Exercise objective »
Report back each line of the records that contains the string "name".

Exercise inputs »
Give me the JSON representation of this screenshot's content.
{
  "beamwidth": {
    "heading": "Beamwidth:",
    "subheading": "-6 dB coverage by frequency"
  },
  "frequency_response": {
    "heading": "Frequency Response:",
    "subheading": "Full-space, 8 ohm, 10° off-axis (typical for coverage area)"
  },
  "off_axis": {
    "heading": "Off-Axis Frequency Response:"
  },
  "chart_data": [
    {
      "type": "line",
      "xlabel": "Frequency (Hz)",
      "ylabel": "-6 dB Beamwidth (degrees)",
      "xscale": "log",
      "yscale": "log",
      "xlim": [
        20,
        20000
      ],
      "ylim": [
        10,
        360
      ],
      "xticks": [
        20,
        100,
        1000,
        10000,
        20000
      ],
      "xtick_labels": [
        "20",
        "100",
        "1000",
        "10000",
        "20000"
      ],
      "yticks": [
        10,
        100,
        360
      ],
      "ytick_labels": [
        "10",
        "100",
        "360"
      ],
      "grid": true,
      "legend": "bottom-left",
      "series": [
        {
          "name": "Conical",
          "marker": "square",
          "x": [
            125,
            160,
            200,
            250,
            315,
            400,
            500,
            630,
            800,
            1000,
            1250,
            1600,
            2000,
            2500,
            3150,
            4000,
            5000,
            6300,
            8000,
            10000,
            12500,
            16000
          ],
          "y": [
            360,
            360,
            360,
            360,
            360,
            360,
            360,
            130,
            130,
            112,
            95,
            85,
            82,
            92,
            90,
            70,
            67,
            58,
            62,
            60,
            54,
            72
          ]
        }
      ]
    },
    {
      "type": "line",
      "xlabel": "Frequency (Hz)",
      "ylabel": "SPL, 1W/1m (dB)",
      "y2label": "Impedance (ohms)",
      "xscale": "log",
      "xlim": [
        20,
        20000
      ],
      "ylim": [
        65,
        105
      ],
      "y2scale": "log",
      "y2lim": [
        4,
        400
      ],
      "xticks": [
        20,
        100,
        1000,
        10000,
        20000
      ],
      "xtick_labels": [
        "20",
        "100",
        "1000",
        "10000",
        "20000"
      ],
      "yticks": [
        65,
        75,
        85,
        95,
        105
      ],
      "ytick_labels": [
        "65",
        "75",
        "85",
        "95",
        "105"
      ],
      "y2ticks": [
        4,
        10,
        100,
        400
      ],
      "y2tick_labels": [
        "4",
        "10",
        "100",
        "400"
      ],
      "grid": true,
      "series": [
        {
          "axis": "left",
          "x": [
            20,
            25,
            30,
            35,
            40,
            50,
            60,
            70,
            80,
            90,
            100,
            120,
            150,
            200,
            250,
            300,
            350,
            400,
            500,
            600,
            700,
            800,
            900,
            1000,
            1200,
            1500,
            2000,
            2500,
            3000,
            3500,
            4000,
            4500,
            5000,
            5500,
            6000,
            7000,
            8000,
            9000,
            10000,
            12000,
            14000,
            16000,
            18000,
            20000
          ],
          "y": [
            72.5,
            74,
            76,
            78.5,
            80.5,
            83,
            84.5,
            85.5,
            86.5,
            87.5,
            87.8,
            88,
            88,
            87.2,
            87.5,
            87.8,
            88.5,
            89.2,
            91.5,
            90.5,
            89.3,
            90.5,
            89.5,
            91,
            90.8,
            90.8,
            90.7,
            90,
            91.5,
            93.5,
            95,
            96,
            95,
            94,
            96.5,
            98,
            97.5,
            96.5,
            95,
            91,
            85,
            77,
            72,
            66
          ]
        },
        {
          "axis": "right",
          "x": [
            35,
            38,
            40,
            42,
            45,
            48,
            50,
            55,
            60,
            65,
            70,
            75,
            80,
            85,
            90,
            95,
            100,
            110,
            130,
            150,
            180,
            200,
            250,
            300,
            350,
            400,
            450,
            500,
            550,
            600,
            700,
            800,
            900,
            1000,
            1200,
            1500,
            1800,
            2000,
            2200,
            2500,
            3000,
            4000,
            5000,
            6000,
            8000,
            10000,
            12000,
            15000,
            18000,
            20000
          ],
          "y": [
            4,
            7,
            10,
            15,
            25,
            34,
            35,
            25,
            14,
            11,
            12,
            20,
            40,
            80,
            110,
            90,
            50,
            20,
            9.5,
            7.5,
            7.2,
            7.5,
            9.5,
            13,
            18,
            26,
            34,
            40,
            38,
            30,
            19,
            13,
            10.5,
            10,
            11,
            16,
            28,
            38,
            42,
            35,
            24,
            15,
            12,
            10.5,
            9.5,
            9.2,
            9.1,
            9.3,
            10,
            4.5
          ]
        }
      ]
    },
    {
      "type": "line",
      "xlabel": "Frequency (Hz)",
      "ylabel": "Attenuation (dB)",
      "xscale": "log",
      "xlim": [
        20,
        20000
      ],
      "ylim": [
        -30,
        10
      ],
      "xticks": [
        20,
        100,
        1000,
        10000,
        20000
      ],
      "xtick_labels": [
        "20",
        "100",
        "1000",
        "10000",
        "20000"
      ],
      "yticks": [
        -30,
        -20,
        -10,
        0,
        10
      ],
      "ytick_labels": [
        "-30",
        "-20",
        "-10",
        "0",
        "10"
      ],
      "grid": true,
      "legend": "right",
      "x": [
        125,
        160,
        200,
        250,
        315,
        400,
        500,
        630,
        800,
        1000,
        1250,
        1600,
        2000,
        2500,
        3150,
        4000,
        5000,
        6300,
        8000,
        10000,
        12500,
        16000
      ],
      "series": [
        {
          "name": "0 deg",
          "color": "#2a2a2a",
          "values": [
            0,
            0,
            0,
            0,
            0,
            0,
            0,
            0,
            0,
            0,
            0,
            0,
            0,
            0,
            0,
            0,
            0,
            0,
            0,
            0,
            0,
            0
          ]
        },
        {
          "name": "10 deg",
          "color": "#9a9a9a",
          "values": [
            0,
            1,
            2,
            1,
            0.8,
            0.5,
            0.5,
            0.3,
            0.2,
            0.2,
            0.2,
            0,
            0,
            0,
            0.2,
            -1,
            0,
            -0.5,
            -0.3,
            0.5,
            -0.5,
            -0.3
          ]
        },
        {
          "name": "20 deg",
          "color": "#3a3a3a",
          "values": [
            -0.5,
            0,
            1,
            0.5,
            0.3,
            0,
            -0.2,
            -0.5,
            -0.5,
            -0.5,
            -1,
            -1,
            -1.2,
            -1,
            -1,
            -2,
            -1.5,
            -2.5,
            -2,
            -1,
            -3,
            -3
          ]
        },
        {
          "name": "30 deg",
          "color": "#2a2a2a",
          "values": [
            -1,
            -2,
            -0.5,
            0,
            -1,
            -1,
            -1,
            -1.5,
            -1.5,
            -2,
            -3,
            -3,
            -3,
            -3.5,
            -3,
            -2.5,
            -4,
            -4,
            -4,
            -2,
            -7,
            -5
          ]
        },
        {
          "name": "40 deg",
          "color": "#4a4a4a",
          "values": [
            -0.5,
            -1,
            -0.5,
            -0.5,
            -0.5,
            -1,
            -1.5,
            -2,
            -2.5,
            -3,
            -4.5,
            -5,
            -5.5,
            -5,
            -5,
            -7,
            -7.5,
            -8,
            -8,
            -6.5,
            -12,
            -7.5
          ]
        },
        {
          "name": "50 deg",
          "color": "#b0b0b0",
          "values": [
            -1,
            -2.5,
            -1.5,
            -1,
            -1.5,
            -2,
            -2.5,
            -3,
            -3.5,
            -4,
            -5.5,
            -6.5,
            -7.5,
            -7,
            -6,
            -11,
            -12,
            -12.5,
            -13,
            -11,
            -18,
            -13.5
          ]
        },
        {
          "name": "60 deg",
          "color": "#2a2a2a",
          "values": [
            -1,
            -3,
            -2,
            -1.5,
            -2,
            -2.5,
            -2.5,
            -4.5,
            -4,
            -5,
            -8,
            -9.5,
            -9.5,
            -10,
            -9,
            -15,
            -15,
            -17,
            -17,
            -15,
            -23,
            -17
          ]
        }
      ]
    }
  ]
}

Right answer »
          "name": "Conical",
          "name": "0 deg",
          "name": "10 deg",
          "name": "20 deg",
          "name": "30 deg",
          "name": "40 deg",
          "name": "50 deg",
          "name": "60 deg",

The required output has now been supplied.